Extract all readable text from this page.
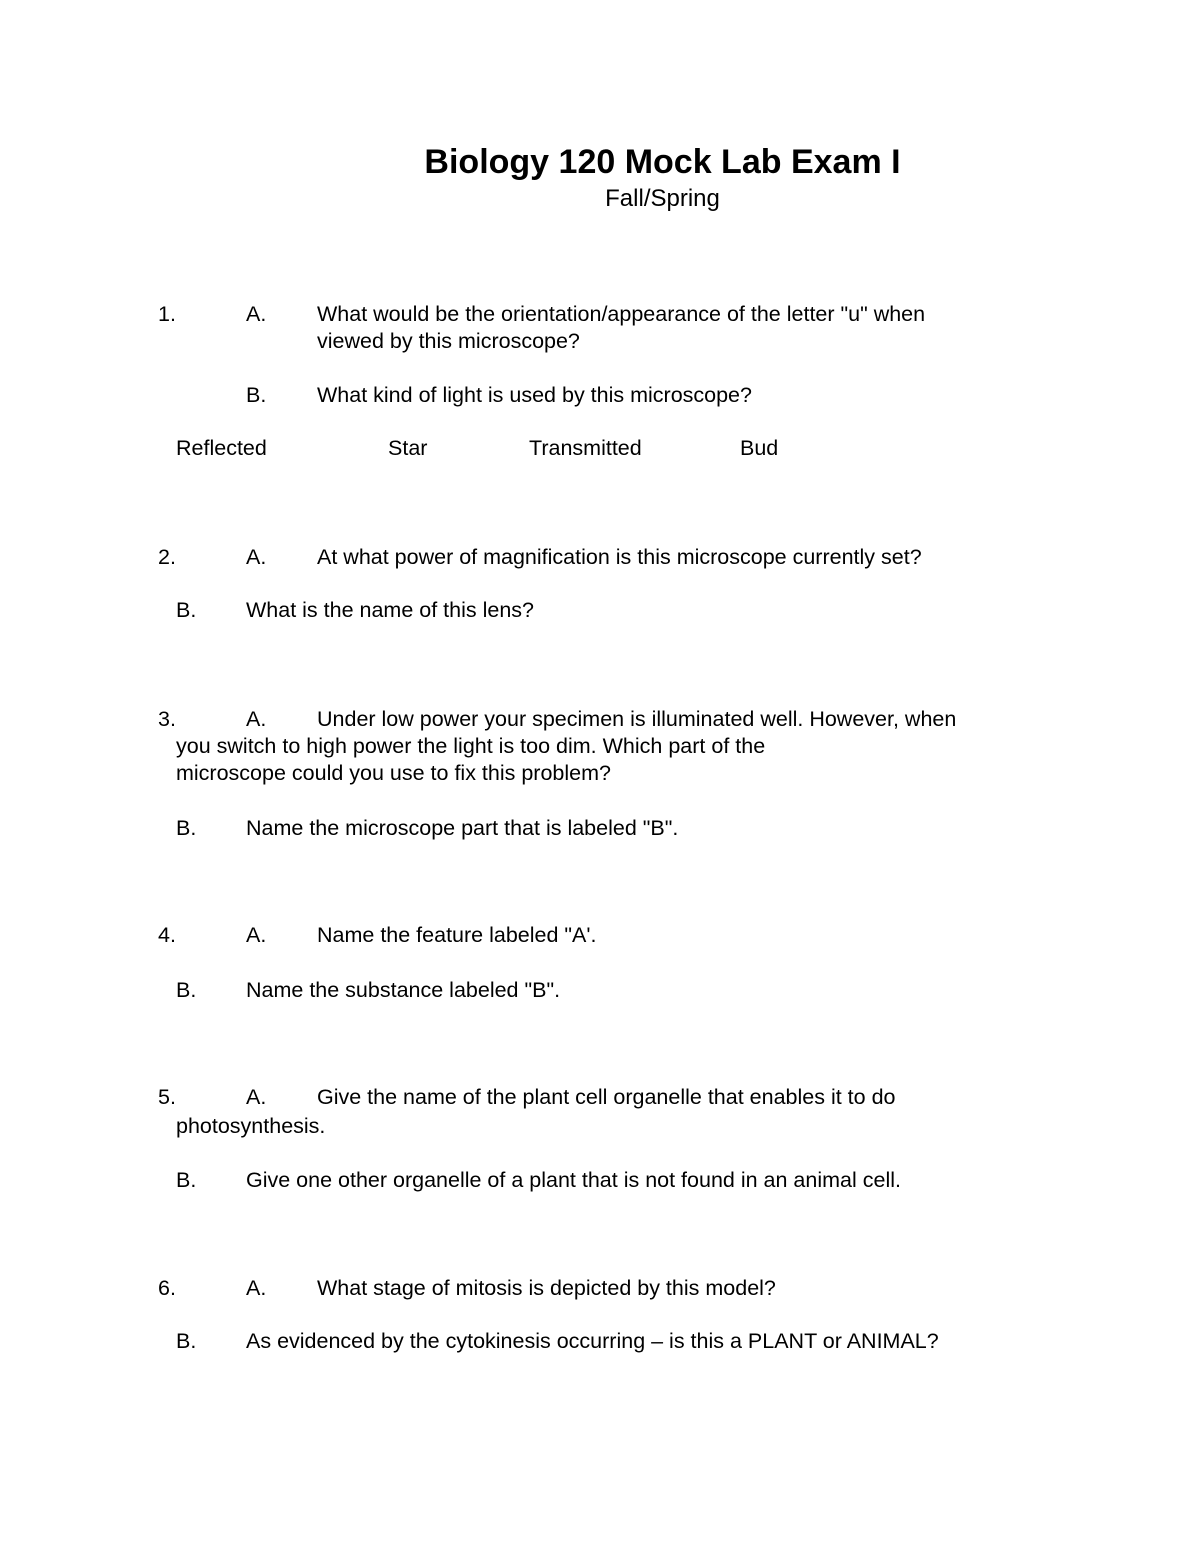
Biology 120 Mock Lab Exam I
Fall/Spring
1.	A. What would be the orientation/appearance of the letter "u" when
viewed by this microscope?
B. What kind of light is used by this microscope?
Reflected	Star	Transmitted	Bud
2.	A. At what power of magnification is this microscope currently set?
B. What is the name of this lens?
3.	A. Under low power your specimen is illuminated well. However, when
you switch to high power the light is too dim. Which part of the
microscope could you use to fix this problem?
B. Name the microscope part that is labeled "B".
4.	A. Name the feature labeled "A'.
B. Name the substance labeled "B".
5.	A. Give the name of the plant cell organelle that enables it to do
photosynthesis.
B. Give one other organelle of a plant that is not found in an animal cell.
6.	A. What stage of mitosis is depicted by this model?
B. As evidenced by the cytokinesis occurring – is this a PLANT or ANIMAL?
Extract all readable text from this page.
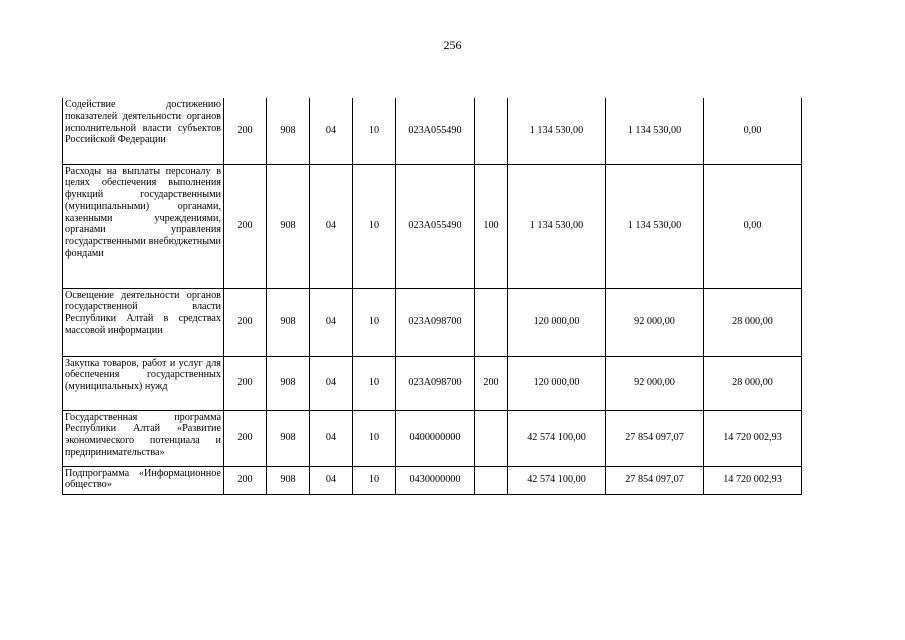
256
Содействие достижению показателей деятельности органов исполнительной власти субъектов Российской Федерации	200	908	04	10	023A055490		1 134 530,00	1 134 530,00	0,00
Расходы на выплаты персоналу в целях обеспечения выполнения функций государственными (муниципальными) органами, казенными учреждениями, органами управления государственными внебюджетными фондами	200	908	04	10	023A055490	100	1 134 530,00	1 134 530,00	0,00
Освещение деятельности органов государственной власти Республики Алтай в средствах массовой информации	200	908	04	10	023A098700		120 000,00	92 000,00	28 000,00
Закупка товаров, работ и услуг для обеспечения государственных (муниципальных) нужд	200	908	04	10	023A098700	200	120 000,00	92 000,00	28 000,00
Государственная программа Республики Алтай «Развитие экономического потенциала и предпринимательства»	200	908	04	10	0400000000		42 574 100,00	27 854 097,07	14 720 002,93
Подпрограмма «Информационное общество»	200	908	04	10	0430000000		42 574 100,00	27 854 097,07	14 720 002,93
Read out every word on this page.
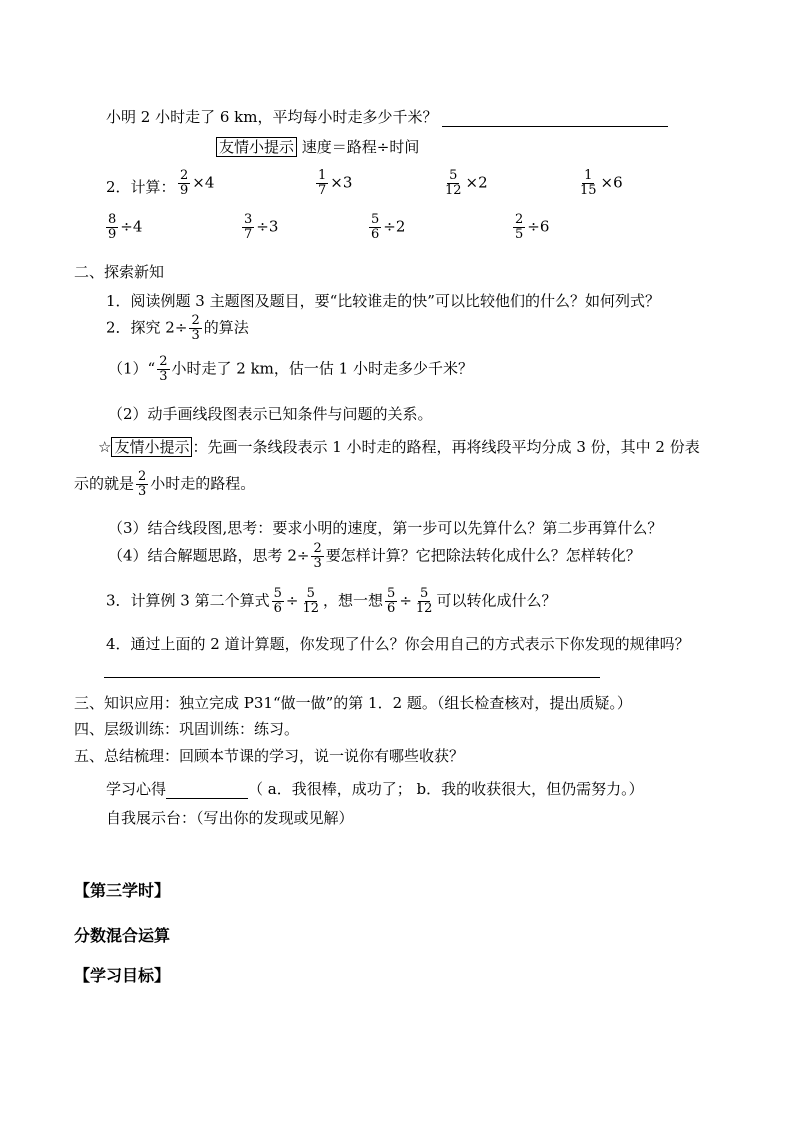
小明 2 小时走了 6 km，平均每小时走多少千米？
友情小提示 速度＝路程÷时间
2．计算： $\frac{2}{9} \times 4$	$\frac{1}{7} \times 3$	$\frac{5}{12} \times 2$	$\frac{1}{15} \times 6$
$\frac{8}{9} \div 4$	$\frac{3}{7} \div 3$	$\frac{5}{6} \div 2$	$\frac{2}{5} \div 6$
二、探索新知
1．阅读例题 3 主题图及题目，要“比较谁走的快”可以比较他们的什么？如何列式？
2．探究 $2\div \frac{2}{3}$ 的算法
（1）“ $\frac{2}{3}$ 小时走了 2 km，估一估 1 小时走多少千米？
（2）动手画线段图表示已知条件与问题的关系。
☆ 友情小提示 ：先画一条线段表示 1 小时走的路程，再将线段平均分成 3 份，其中 2 份表
示的就是 $\frac{2}{3}$ 小时走的路程。
（3）结合线段图,思考：要求小明的速度，第一步可以先算什么？第二步再算什么？
（4）结合解题思路，思考 $2\div \frac{2}{3}$ 要怎样计算？它把除法转化成什么？怎样转化？
3．计算例 3 第二个算式 $\frac{5}{6} \div \frac{5}{12}$ ，想一想 $\frac{5}{6} \div \frac{5}{12}$ 可以转化成什么？
4．通过上面的 2 道计算题，你发现了什么？你会用自己的方式表示下你发现的规律吗？
三、知识应用：独立完成 P31“做一做”的第 1．2 题。（组长检查核对，提出质疑。）
四、层级训练：巩固训练：练习。
五、总结梳理：回顾本节课的学习，说一说你有哪些收获？
学习心得	（ a．我很棒，成功了； b．我的收获很大，但仍需努力。）
自我展示台：（写出你的发现或见解）
【第三学时】
分数混合运算
【学习目标】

-*-

#### [WHAT THE EXERCISE ASKS]
Leave the pictures out, and print every line of the listing exactly as written.

#### [RESPONSE FOR THIS EXERCISE]
Extract all readable text from this page.
Biology 120 Mock Lab Exam I
Fall/Spring
1.	A. What would be the orientation/appearance of the letter "u" when
viewed by this microscope?
B. What kind of light is used by this microscope?
Reflected	Star	Transmitted	Bud
2.	A. At what power of magnification is this microscope currently set?
B. What is the name of this lens?
3.	A. Under low power your specimen is illuminated well. However, when
you switch to high power the light is too dim. Which part of the
microscope could you use to fix this problem?
B. Name the microscope part that is labeled "B".
4.	A. Name the feature labeled "A'.
B. Name the substance labeled "B".
5.	A. Give the name of the plant cell organelle that enables it to do
photosynthesis.
B. Give one other organelle of a plant that is not found in an animal cell.
6.	A. What stage of mitosis is depicted by this model?
B. As evidenced by the cytokinesis occurring – is this a PLANT or ANIMAL?
Extract all readable text from this page.
256
Содействие достижению показателей деятельности органов исполнительной власти субъектов Российской Федерации	200	908	04	10	023A055490		1 134 530,00	1 134 530,00	0,00
Расходы на выплаты персоналу в целях обеспечения выполнения функций государственными (муниципальными) органами, казенными учреждениями, органами управления государственными внебюджетными фондами	200	908	04	10	023A055490	100	1 134 530,00	1 134 530,00	0,00
Освещение деятельности органов государственной власти Республики Алтай в средствах массовой информации	200	908	04	10	023A098700		120 000,00	92 000,00	28 000,00
Закупка товаров, работ и услуг для обеспечения государственных (муниципальных) нужд	200	908	04	10	023A098700	200	120 000,00	92 000,00	28 000,00
Государственная программа Республики Алтай «Развитие экономического потенциала и предпринимательства»	200	908	04	10	0400000000		42 574 100,00	27 854 097,07	14 720 002,93
Подпрограмма «Информационное общество»	200	908	04	10	0430000000		42 574 100,00	27 854 097,07	14 720 002,93
Read out every word on this page.
小明 2 小时走了 6 km，平均每小时走多少千米？
友情小提示 速度＝路程÷时间
2．计算： $\frac{2}{9} \times 4$	$\frac{1}{7} \times 3$	$\frac{5}{12} \times 2$	$\frac{1}{15} \times 6$
$\frac{8}{9} \div 4$	$\frac{3}{7} \div 3$	$\frac{5}{6} \div 2$	$\frac{2}{5} \div 6$
二、探索新知
1．阅读例题 3 主题图及题目，要“比较谁走的快”可以比较他们的什么？如何列式？
2．探究 $2\div \frac{2}{3}$ 的算法
（1）“ $\frac{2}{3}$ 小时走了 2 km，估一估 1 小时走多少千米？
（2）动手画线段图表示已知条件与问题的关系。
☆ 友情小提示 ：先画一条线段表示 1 小时走的路程，再将线段平均分成 3 份，其中 2 份表
示的就是 $\frac{2}{3}$ 小时走的路程。
（3）结合线段图,思考：要求小明的速度，第一步可以先算什么？第二步再算什么？
（4）结合解题思路，思考 $2\div \frac{2}{3}$ 要怎样计算？它把除法转化成什么？怎样转化？
3．计算例 3 第二个算式 $\frac{5}{6} \div \frac{5}{12}$ ，想一想 $\frac{5}{6} \div \frac{5}{12}$ 可以转化成什么？
4．通过上面的 2 道计算题，你发现了什么？你会用自己的方式表示下你发现的规律吗？
三、知识应用：独立完成 P31“做一做”的第 1．2 题。（组长检查核对，提出质疑。）
四、层级训练：巩固训练：练习。
五、总结梳理：回顾本节课的学习，说一说你有哪些收获？
学习心得	（ a．我很棒，成功了； b．我的收获很大，但仍需努力。）
自我展示台：（写出你的发现或见解）
【第三学时】
分数混合运算
【学习目标】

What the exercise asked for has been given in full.